▸ TASK PROMPT
Omit every picture and return the rest of the data unaltered.

▸ RAW RECORDS
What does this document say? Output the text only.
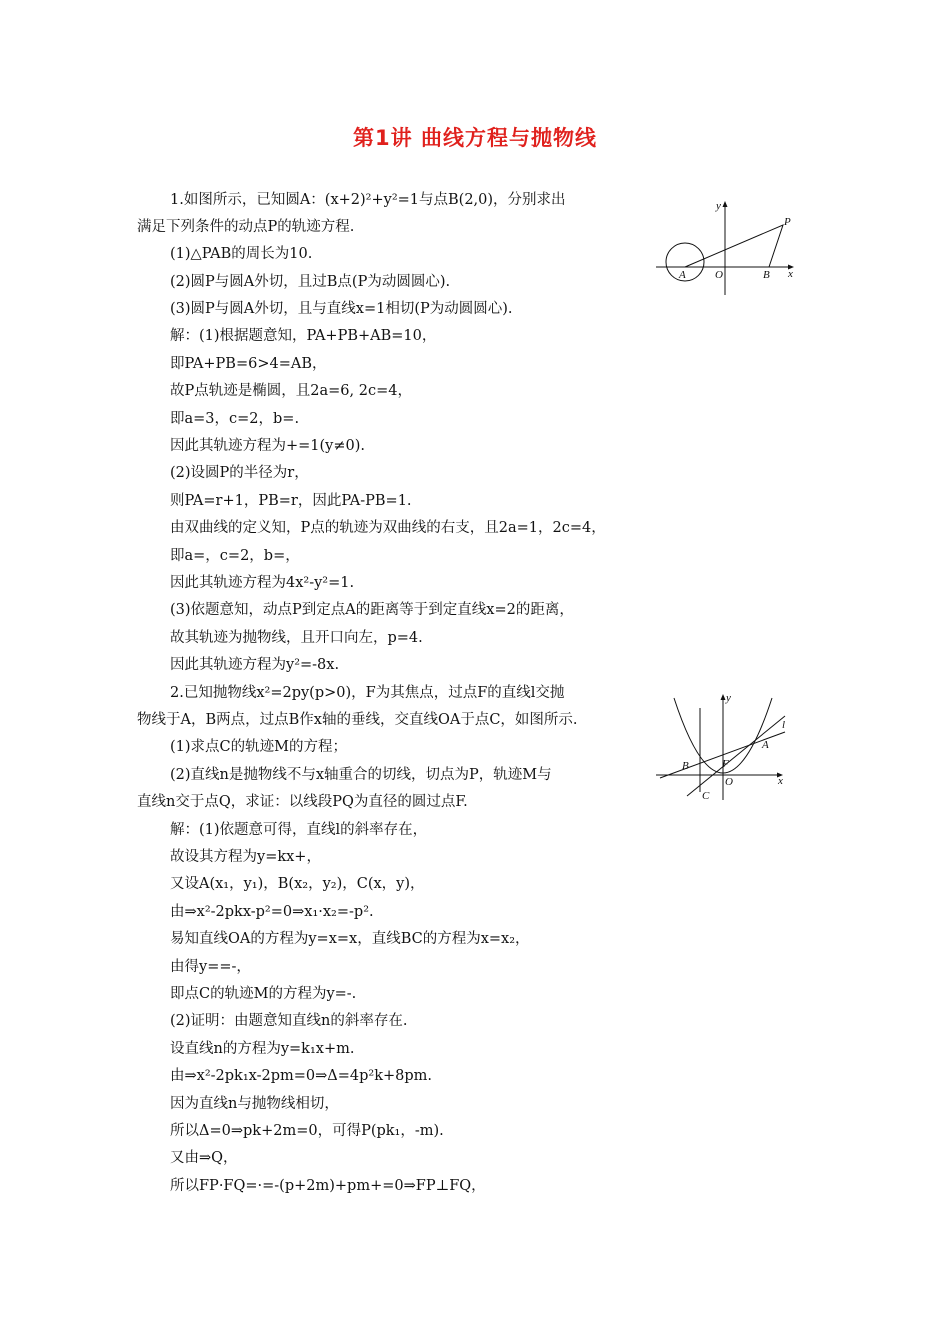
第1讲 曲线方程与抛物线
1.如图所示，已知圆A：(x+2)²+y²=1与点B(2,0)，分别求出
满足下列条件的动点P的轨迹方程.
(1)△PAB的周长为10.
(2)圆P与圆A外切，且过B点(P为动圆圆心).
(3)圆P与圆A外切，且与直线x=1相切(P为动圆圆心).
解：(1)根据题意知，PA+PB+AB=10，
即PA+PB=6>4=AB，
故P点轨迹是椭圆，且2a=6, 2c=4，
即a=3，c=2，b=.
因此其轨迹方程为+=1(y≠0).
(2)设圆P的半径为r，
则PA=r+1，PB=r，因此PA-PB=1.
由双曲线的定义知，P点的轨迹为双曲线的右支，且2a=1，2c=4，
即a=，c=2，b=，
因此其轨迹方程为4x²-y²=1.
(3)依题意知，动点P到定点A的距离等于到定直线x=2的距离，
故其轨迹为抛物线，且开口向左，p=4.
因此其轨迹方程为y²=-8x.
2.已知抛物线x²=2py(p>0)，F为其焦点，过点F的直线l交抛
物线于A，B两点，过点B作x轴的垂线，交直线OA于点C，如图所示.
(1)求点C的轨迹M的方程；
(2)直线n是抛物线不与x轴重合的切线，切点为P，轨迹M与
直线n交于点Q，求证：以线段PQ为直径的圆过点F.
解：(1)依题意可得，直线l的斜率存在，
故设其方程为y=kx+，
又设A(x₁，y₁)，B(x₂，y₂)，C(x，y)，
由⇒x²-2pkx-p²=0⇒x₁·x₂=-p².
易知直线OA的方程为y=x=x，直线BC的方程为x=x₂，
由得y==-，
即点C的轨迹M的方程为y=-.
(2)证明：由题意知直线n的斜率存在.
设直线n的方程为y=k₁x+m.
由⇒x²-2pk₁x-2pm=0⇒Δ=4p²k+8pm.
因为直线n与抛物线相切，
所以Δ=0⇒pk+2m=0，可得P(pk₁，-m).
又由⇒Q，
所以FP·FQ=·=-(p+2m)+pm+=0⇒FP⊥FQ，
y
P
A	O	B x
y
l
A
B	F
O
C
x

▸ FULL SOLUTION
What does this document say? Output the text only.
第1讲 曲线方程与抛物线
1.如图所示，已知圆A：(x+2)²+y²=1与点B(2,0)，分别求出
满足下列条件的动点P的轨迹方程.
(1)△PAB的周长为10.
(2)圆P与圆A外切，且过B点(P为动圆圆心).
(3)圆P与圆A外切，且与直线x=1相切(P为动圆圆心).
解：(1)根据题意知，PA+PB+AB=10，
即PA+PB=6>4=AB，
故P点轨迹是椭圆，且2a=6, 2c=4，
即a=3，c=2，b=.
因此其轨迹方程为+=1(y≠0).
(2)设圆P的半径为r，
则PA=r+1，PB=r，因此PA-PB=1.
由双曲线的定义知，P点的轨迹为双曲线的右支，且2a=1，2c=4，
即a=，c=2，b=，
因此其轨迹方程为4x²-y²=1.
(3)依题意知，动点P到定点A的距离等于到定直线x=2的距离，
故其轨迹为抛物线，且开口向左，p=4.
因此其轨迹方程为y²=-8x.
2.已知抛物线x²=2py(p>0)，F为其焦点，过点F的直线l交抛
物线于A，B两点，过点B作x轴的垂线，交直线OA于点C，如图所示.
(1)求点C的轨迹M的方程；
(2)直线n是抛物线不与x轴重合的切线，切点为P，轨迹M与
直线n交于点Q，求证：以线段PQ为直径的圆过点F.
解：(1)依题意可得，直线l的斜率存在，
故设其方程为y=kx+，
又设A(x₁，y₁)，B(x₂，y₂)，C(x，y)，
由⇒x²-2pkx-p²=0⇒x₁·x₂=-p².
易知直线OA的方程为y=x=x，直线BC的方程为x=x₂，
由得y==-，
即点C的轨迹M的方程为y=-.
(2)证明：由题意知直线n的斜率存在.
设直线n的方程为y=k₁x+m.
由⇒x²-2pk₁x-2pm=0⇒Δ=4p²k+8pm.
因为直线n与抛物线相切，
所以Δ=0⇒pk+2m=0，可得P(pk₁，-m).
又由⇒Q，
所以FP·FQ=·=-(p+2m)+pm+=0⇒FP⊥FQ，
y
P
A	O	B x
y
l
A
B	F
O
C
x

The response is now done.